About this exercise: Pull every line containing "thousands" from the entries.
##########
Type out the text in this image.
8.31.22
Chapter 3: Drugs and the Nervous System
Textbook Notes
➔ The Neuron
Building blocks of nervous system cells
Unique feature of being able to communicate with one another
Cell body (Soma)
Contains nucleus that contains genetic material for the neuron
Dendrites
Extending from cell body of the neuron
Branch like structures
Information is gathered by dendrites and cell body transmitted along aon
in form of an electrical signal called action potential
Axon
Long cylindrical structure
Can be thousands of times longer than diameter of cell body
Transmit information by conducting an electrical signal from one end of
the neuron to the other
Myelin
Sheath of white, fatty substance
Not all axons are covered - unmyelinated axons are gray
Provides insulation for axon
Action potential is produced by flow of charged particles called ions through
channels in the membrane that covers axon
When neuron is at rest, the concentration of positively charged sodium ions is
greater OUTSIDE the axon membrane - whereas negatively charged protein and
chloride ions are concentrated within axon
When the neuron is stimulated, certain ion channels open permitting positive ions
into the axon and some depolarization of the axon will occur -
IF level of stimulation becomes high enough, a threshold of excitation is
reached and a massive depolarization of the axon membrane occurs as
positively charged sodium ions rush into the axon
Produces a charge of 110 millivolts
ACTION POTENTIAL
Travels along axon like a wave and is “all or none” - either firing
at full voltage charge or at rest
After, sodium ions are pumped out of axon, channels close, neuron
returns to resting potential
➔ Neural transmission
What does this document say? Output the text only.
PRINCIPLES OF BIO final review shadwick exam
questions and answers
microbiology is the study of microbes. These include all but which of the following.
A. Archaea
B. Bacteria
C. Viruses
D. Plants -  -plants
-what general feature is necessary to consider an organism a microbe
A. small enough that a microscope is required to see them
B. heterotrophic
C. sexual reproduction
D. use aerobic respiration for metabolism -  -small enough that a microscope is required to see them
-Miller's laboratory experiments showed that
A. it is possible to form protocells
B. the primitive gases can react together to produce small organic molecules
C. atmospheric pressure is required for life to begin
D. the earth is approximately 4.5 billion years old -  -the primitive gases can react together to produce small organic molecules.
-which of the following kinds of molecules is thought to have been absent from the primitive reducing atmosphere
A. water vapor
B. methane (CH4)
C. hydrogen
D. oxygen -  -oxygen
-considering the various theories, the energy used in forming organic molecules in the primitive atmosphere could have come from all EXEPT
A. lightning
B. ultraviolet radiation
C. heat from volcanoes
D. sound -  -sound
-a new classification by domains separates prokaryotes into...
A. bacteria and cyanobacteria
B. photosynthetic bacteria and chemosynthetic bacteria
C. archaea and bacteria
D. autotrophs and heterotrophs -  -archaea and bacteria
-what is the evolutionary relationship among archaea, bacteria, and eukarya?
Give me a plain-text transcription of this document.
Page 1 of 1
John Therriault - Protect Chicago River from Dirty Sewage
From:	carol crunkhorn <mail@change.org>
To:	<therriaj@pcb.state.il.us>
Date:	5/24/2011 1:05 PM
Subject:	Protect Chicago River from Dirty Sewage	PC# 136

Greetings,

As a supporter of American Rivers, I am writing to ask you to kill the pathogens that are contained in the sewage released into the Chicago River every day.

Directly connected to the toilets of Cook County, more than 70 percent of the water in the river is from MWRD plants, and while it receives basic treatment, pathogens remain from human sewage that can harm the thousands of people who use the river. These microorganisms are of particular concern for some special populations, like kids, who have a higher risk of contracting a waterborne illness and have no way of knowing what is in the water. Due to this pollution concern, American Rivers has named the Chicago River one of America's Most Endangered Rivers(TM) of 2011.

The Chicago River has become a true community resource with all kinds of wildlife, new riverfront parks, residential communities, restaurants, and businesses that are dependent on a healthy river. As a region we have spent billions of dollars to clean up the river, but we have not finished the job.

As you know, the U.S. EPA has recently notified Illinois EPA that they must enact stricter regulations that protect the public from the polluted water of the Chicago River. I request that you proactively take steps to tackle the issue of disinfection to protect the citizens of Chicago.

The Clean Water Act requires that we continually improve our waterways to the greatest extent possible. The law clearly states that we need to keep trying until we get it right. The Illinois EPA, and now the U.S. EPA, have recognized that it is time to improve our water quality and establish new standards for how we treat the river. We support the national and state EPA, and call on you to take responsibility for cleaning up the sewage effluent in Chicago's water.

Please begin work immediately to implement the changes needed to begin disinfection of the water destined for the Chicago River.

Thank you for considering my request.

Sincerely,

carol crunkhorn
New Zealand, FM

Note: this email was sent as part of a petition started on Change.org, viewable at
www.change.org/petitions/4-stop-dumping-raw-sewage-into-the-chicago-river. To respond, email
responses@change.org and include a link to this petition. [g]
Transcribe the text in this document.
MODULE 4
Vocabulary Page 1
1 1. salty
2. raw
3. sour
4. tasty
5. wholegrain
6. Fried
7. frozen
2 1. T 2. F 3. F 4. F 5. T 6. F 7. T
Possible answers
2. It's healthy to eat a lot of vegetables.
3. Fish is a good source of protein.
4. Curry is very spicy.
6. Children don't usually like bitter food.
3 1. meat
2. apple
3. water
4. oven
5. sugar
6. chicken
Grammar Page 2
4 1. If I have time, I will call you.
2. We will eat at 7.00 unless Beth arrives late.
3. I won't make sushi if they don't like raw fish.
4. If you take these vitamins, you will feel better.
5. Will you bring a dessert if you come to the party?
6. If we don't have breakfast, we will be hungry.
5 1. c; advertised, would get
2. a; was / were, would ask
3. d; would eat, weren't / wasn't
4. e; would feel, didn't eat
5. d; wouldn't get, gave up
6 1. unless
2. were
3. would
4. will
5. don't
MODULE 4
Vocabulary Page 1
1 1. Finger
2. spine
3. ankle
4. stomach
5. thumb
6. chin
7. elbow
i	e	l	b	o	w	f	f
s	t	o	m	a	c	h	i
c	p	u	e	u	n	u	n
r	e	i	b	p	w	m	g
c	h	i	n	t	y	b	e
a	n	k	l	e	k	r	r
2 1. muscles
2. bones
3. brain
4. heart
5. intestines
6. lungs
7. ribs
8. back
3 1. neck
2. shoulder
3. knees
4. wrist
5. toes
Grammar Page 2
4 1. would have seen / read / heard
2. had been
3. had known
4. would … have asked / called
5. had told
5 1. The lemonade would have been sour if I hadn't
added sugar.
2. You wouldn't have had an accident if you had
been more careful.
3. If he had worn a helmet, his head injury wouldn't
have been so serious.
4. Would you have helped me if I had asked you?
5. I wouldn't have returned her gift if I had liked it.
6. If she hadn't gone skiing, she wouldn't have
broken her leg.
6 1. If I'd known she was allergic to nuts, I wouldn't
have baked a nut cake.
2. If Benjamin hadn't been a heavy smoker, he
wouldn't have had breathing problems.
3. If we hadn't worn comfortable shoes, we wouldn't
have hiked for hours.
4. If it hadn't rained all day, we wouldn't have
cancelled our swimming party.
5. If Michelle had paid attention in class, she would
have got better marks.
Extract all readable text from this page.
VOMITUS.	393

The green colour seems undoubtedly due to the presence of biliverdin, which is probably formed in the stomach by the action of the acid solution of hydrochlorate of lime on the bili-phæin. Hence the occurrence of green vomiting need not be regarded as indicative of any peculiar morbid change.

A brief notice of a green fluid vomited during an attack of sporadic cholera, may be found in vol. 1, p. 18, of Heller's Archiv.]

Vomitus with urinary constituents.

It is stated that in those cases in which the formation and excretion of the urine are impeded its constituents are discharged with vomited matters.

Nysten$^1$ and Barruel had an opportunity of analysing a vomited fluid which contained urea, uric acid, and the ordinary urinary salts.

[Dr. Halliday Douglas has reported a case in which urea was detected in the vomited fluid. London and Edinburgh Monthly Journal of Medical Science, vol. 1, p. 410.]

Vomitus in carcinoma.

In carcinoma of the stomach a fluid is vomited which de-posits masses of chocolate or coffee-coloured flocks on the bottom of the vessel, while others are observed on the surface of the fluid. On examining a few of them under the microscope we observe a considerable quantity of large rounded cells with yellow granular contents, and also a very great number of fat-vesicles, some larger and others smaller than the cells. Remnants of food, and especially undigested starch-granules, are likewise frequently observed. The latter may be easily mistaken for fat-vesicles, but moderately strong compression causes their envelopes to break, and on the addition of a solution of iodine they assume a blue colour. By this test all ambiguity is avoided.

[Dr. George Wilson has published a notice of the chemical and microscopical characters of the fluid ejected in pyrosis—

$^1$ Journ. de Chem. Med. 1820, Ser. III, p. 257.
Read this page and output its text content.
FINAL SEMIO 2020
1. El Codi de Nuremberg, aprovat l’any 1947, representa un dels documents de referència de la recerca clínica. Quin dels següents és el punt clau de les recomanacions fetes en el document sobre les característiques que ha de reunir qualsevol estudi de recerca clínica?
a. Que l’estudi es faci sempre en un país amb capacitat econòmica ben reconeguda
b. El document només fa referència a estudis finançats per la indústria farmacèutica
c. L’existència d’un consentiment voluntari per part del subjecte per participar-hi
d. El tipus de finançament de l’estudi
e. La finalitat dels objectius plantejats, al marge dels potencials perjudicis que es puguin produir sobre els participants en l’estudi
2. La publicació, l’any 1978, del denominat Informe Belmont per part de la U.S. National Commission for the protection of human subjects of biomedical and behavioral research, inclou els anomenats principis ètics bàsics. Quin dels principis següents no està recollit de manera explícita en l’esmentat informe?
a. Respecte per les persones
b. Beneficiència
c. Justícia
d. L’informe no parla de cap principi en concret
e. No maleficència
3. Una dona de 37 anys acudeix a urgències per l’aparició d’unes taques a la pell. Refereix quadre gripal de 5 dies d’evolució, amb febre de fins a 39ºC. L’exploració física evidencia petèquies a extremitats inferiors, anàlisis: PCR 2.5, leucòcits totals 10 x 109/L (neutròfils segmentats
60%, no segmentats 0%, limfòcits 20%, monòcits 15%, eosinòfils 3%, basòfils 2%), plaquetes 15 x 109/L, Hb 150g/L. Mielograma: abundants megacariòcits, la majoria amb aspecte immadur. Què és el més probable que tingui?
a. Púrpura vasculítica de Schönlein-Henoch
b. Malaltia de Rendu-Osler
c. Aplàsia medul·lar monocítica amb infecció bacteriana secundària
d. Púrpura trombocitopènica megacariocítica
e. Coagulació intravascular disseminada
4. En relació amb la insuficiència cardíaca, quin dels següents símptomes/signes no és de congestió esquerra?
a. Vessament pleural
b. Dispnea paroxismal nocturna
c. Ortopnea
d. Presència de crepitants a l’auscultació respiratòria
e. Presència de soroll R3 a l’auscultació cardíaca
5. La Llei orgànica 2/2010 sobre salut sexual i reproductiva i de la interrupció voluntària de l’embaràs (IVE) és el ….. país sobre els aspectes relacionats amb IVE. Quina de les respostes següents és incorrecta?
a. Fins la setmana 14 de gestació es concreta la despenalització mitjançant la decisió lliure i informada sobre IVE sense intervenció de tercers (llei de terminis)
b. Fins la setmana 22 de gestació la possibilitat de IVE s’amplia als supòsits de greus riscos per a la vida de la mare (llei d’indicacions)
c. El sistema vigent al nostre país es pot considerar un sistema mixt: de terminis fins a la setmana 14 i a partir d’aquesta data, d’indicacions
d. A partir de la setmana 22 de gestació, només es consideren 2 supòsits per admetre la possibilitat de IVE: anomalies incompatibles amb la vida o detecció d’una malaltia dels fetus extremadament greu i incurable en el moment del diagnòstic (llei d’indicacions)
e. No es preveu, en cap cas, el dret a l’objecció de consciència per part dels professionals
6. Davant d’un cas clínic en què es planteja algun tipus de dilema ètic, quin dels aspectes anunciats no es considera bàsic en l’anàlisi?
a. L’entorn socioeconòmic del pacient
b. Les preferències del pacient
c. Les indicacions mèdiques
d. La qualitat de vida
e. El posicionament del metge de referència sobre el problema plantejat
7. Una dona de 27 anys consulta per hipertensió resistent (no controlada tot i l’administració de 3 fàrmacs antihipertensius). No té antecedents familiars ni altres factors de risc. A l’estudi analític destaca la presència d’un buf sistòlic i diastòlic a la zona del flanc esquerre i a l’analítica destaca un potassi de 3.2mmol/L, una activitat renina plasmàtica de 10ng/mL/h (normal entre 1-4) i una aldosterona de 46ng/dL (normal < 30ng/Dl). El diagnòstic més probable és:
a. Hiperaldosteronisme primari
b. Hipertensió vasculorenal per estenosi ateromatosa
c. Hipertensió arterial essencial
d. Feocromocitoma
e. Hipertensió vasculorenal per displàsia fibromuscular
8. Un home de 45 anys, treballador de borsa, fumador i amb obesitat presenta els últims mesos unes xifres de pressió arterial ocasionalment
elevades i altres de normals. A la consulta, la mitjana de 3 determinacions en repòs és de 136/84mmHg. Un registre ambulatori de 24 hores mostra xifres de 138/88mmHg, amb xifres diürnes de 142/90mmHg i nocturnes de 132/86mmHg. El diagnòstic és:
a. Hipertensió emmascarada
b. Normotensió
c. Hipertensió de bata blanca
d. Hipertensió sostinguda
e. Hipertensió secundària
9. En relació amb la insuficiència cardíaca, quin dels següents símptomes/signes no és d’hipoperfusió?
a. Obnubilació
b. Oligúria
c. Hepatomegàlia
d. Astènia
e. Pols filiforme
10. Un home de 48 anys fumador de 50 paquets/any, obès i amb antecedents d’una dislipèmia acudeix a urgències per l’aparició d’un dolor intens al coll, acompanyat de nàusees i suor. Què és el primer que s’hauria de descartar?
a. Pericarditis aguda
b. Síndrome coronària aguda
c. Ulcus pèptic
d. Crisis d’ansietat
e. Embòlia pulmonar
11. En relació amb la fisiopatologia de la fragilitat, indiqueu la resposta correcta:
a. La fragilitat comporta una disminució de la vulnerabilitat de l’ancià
##########
The answer:
Can be thousands of times longer than diameter of cell body
Directly connected to the toilets of Cook County, more than 70 percent of the water in the river is from MWRD plants, and while it receives basic treatment, pathogens remain from human sewage that can harm the thousands of people who use the river. These microorganisms are of particular concern for some special populations, like kids, who have a higher risk of contracting a waterborne illness and have no way of knowing what is in the water. Due to this pollution concern, American Rivers has named the Chicago River one of America's Most Endangered Rivers(TM) of 2011.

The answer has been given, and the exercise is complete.